Directive -> Exactly repeat all the records below, omitting the images they hold.

Supplied data ->

>>>

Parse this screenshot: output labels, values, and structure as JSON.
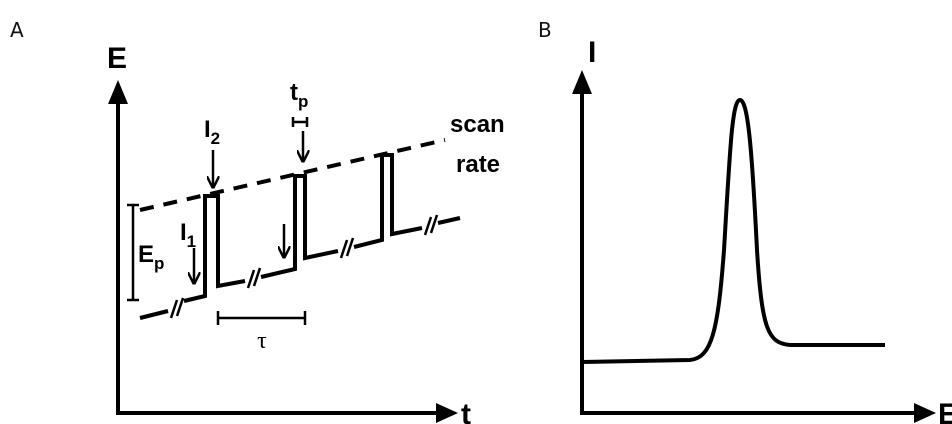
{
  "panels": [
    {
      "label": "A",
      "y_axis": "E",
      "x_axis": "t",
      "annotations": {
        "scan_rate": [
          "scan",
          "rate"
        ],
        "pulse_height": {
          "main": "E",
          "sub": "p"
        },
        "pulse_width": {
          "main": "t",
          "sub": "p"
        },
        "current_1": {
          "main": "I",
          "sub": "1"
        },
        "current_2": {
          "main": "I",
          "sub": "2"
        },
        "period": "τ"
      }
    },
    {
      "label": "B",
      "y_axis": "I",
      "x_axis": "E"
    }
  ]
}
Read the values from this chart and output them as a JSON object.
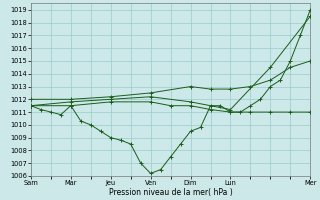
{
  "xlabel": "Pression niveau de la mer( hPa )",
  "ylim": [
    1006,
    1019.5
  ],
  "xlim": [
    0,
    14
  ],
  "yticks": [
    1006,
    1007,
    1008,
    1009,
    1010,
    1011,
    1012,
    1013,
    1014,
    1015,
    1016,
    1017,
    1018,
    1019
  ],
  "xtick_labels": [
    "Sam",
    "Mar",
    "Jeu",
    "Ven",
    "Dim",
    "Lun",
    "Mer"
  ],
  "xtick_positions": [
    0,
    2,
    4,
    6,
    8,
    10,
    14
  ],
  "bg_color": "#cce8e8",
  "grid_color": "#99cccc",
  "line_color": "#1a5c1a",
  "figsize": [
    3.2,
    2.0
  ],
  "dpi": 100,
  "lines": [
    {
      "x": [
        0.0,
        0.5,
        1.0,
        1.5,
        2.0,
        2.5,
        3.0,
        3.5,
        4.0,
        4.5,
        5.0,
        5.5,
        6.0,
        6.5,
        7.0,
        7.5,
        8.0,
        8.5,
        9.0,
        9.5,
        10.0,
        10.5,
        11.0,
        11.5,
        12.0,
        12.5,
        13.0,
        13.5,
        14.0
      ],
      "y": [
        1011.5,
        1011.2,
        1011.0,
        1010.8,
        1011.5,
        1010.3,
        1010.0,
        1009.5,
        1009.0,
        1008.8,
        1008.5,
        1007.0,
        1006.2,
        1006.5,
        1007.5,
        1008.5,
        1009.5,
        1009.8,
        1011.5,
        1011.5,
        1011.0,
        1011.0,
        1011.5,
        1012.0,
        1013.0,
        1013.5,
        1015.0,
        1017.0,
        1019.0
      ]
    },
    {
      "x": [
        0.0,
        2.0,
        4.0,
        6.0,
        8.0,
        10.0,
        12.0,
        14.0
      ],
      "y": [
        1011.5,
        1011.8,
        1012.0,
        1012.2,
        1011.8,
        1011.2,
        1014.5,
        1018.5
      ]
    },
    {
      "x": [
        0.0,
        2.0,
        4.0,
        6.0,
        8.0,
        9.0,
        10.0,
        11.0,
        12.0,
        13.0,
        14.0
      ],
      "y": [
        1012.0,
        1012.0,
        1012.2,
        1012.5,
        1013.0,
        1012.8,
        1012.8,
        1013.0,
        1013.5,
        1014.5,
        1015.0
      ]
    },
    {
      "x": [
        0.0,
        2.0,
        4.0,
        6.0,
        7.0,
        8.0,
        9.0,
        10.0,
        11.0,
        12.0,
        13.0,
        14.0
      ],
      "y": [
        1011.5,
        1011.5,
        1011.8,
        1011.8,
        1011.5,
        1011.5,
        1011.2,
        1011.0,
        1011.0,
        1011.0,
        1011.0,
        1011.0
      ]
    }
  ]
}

<<<

Answer below ->
Parse this screenshot: output labels, values, and structure as JSON.
{
  "panels": [
    {
      "label": "A",
      "y_axis": "E",
      "x_axis": "t",
      "annotations": {
        "scan_rate": [
          "scan",
          "rate"
        ],
        "pulse_height": {
          "main": "E",
          "sub": "p"
        },
        "pulse_width": {
          "main": "t",
          "sub": "p"
        },
        "current_1": {
          "main": "I",
          "sub": "1"
        },
        "current_2": {
          "main": "I",
          "sub": "2"
        },
        "period": "τ"
      }
    },
    {
      "label": "B",
      "y_axis": "I",
      "x_axis": "E"
    }
  ]
}
Read the values from this chart and output them as a JSON object.
{
  "xlabel": "Pression niveau de la mer( hPa )",
  "ylim": [
    1006,
    1019.5
  ],
  "xlim": [
    0,
    14
  ],
  "yticks": [
    1006,
    1007,
    1008,
    1009,
    1010,
    1011,
    1012,
    1013,
    1014,
    1015,
    1016,
    1017,
    1018,
    1019
  ],
  "xtick_labels": [
    "Sam",
    "Mar",
    "Jeu",
    "Ven",
    "Dim",
    "Lun",
    "Mer"
  ],
  "xtick_positions": [
    0,
    2,
    4,
    6,
    8,
    10,
    14
  ],
  "bg_color": "#cce8e8",
  "grid_color": "#99cccc",
  "line_color": "#1a5c1a",
  "figsize": [
    3.2,
    2.0
  ],
  "dpi": 100,
  "lines": [
    {
      "x": [
        0.0,
        0.5,
        1.0,
        1.5,
        2.0,
        2.5,
        3.0,
        3.5,
        4.0,
        4.5,
        5.0,
        5.5,
        6.0,
        6.5,
        7.0,
        7.5,
        8.0,
        8.5,
        9.0,
        9.5,
        10.0,
        10.5,
        11.0,
        11.5,
        12.0,
        12.5,
        13.0,
        13.5,
        14.0
      ],
      "y": [
        1011.5,
        1011.2,
        1011.0,
        1010.8,
        1011.5,
        1010.3,
        1010.0,
        1009.5,
        1009.0,
        1008.8,
        1008.5,
        1007.0,
        1006.2,
        1006.5,
        1007.5,
        1008.5,
        1009.5,
        1009.8,
        1011.5,
        1011.5,
        1011.0,
        1011.0,
        1011.5,
        1012.0,
        1013.0,
        1013.5,
        1015.0,
        1017.0,
        1019.0
      ]
    },
    {
      "x": [
        0.0,
        2.0,
        4.0,
        6.0,
        8.0,
        10.0,
        12.0,
        14.0
      ],
      "y": [
        1011.5,
        1011.8,
        1012.0,
        1012.2,
        1011.8,
        1011.2,
        1014.5,
        1018.5
      ]
    },
    {
      "x": [
        0.0,
        2.0,
        4.0,
        6.0,
        8.0,
        9.0,
        10.0,
        11.0,
        12.0,
        13.0,
        14.0
      ],
      "y": [
        1012.0,
        1012.0,
        1012.2,
        1012.5,
        1013.0,
        1012.8,
        1012.8,
        1013.0,
        1013.5,
        1014.5,
        1015.0
      ]
    },
    {
      "x": [
        0.0,
        2.0,
        4.0,
        6.0,
        7.0,
        8.0,
        9.0,
        10.0,
        11.0,
        12.0,
        13.0,
        14.0
      ],
      "y": [
        1011.5,
        1011.5,
        1011.8,
        1011.8,
        1011.5,
        1011.5,
        1011.2,
        1011.0,
        1011.0,
        1011.0,
        1011.0,
        1011.0
      ]
    }
  ]
}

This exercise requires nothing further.